## BEGIN Extracted information
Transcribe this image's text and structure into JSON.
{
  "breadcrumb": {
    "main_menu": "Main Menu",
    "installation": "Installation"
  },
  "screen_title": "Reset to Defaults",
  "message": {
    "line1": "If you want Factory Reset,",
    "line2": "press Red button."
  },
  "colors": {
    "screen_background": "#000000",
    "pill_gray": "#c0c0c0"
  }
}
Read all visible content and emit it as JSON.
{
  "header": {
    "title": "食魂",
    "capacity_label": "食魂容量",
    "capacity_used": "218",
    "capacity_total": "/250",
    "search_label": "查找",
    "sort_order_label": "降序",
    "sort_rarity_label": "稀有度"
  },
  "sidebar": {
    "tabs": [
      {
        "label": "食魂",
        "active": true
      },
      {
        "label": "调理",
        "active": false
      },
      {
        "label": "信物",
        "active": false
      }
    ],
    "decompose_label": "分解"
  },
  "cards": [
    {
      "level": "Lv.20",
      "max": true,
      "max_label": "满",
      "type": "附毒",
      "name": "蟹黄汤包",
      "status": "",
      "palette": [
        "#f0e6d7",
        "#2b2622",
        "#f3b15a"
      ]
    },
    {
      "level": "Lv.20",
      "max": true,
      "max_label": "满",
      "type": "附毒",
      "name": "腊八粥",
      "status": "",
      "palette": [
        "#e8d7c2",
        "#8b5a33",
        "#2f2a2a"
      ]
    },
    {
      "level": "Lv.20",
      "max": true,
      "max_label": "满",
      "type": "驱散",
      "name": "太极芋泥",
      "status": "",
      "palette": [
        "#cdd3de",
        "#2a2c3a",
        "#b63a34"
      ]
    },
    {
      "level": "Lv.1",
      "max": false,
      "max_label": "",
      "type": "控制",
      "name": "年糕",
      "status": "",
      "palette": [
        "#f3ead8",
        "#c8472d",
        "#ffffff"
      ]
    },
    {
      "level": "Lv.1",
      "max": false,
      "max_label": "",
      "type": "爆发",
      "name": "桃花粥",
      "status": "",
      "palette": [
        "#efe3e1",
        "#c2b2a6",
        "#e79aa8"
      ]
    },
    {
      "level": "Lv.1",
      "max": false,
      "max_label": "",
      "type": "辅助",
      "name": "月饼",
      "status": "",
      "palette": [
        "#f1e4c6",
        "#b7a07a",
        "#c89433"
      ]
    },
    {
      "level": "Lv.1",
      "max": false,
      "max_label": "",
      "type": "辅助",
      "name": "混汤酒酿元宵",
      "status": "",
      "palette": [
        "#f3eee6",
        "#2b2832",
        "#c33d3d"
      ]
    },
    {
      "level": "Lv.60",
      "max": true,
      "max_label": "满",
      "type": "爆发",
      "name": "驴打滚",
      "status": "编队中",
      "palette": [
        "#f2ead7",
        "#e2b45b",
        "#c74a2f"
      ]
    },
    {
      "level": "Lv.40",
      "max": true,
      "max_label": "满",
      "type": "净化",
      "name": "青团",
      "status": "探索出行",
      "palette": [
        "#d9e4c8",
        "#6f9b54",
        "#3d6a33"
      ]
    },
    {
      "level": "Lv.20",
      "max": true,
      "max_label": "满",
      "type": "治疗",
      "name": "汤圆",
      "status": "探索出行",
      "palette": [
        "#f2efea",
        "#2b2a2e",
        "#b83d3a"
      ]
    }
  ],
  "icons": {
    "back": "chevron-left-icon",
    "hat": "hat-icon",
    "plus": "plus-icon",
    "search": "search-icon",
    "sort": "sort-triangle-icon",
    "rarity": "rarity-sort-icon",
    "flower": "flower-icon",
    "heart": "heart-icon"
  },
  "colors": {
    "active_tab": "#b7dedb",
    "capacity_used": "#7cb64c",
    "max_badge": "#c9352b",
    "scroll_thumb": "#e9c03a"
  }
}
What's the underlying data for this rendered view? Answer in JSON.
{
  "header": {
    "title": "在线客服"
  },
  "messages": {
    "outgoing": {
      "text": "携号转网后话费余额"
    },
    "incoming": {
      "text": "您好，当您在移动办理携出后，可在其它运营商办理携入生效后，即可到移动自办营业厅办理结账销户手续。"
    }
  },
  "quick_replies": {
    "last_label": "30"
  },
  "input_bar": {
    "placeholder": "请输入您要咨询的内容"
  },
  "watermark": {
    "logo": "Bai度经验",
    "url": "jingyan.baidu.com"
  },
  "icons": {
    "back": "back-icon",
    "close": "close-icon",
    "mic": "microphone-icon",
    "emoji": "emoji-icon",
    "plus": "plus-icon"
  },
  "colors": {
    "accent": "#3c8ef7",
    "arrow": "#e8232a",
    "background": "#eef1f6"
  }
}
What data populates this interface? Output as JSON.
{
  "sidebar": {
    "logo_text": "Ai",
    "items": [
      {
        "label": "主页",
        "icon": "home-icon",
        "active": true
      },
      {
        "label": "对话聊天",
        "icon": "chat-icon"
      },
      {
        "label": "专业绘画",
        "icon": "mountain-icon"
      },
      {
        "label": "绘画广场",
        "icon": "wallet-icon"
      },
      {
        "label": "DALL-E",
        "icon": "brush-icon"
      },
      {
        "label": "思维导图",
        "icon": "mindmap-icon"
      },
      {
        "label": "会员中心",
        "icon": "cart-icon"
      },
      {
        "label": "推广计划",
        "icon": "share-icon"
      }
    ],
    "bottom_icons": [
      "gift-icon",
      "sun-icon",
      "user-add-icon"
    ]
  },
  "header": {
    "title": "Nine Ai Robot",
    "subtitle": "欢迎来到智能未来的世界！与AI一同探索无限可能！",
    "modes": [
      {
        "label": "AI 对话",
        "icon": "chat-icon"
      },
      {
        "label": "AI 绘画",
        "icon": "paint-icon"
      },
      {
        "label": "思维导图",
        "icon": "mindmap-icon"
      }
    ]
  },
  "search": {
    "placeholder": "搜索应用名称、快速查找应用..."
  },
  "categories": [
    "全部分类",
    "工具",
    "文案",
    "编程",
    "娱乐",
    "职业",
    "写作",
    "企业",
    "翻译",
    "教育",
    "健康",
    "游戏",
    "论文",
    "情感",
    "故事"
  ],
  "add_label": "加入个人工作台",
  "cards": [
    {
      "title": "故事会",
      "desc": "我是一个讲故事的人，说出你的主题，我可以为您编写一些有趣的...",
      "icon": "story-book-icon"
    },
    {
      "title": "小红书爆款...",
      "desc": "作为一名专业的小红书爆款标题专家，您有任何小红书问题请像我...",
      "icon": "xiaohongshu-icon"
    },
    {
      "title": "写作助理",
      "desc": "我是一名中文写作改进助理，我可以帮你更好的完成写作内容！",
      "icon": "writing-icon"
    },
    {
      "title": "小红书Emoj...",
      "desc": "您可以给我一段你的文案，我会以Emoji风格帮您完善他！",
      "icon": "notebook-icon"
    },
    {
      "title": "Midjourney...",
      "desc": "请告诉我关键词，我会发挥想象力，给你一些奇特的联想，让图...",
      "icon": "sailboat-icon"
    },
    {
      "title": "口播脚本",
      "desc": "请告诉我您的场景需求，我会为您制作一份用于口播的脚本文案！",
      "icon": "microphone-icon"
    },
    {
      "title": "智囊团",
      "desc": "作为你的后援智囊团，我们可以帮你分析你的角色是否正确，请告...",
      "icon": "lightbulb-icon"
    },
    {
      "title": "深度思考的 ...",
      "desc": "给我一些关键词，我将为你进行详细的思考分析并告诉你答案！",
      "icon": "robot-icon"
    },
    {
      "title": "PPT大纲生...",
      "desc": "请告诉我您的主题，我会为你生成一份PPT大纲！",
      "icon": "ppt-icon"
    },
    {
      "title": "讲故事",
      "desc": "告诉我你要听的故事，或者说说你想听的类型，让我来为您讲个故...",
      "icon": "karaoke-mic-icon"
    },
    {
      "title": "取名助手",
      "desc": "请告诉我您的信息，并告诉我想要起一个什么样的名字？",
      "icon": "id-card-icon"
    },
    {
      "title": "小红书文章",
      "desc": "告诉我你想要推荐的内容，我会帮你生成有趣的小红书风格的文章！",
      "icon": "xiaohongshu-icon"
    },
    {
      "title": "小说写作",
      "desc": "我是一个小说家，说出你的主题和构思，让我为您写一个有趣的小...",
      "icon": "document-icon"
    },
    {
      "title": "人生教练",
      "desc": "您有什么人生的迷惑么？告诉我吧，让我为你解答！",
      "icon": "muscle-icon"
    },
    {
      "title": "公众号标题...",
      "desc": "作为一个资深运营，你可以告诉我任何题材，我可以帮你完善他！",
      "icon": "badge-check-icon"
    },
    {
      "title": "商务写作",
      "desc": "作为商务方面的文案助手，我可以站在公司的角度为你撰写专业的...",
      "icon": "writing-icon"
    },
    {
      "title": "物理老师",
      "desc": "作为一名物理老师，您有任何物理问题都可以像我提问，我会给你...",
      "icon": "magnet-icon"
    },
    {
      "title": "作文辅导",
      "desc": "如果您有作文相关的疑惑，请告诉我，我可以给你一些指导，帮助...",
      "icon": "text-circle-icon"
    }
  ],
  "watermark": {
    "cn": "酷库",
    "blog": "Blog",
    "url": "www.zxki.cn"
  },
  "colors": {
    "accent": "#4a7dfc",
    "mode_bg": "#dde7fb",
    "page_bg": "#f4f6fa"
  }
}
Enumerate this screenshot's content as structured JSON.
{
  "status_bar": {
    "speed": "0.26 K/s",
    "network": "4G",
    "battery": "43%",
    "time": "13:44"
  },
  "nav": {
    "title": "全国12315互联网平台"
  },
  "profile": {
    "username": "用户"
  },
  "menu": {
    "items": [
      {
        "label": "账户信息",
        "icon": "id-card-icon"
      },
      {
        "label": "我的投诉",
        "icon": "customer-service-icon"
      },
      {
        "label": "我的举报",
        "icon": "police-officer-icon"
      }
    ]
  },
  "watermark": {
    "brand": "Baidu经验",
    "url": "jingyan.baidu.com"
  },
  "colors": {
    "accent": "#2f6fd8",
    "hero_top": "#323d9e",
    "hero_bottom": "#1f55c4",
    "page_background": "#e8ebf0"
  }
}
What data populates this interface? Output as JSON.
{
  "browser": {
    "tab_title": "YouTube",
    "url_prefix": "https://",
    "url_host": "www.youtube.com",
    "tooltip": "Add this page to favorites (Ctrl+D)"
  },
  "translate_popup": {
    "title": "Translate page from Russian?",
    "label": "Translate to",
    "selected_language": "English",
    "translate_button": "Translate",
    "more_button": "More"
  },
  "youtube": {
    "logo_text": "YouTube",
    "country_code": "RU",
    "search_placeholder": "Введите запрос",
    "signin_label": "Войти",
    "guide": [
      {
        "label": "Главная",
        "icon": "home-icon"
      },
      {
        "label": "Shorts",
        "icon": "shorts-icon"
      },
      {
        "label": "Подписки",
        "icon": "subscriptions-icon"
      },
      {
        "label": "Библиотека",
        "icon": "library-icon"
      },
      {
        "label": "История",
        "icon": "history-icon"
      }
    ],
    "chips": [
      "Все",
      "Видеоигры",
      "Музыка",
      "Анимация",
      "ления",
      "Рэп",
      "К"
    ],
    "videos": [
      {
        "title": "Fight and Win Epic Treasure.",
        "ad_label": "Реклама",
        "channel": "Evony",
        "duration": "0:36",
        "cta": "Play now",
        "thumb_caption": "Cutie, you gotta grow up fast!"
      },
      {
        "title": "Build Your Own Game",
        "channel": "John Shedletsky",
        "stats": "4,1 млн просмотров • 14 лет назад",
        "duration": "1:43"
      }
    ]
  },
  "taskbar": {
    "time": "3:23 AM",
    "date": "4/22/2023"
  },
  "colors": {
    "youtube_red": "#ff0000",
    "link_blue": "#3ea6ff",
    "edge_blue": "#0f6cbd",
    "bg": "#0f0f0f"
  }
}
## END Extracted information
Objective: Pull out every line containing "this".

Written answer:
Transcribe this image's text and structure into JSON.
What's the underlying data for this rendered view? Answer in JSON.
What data populates this interface? Output as JSON.
Enumerate this screenshot's content as structured JSON.
What data populates this interface? Output as JSON.
    "tooltip": "Add this page to favorites (Ctrl+D)"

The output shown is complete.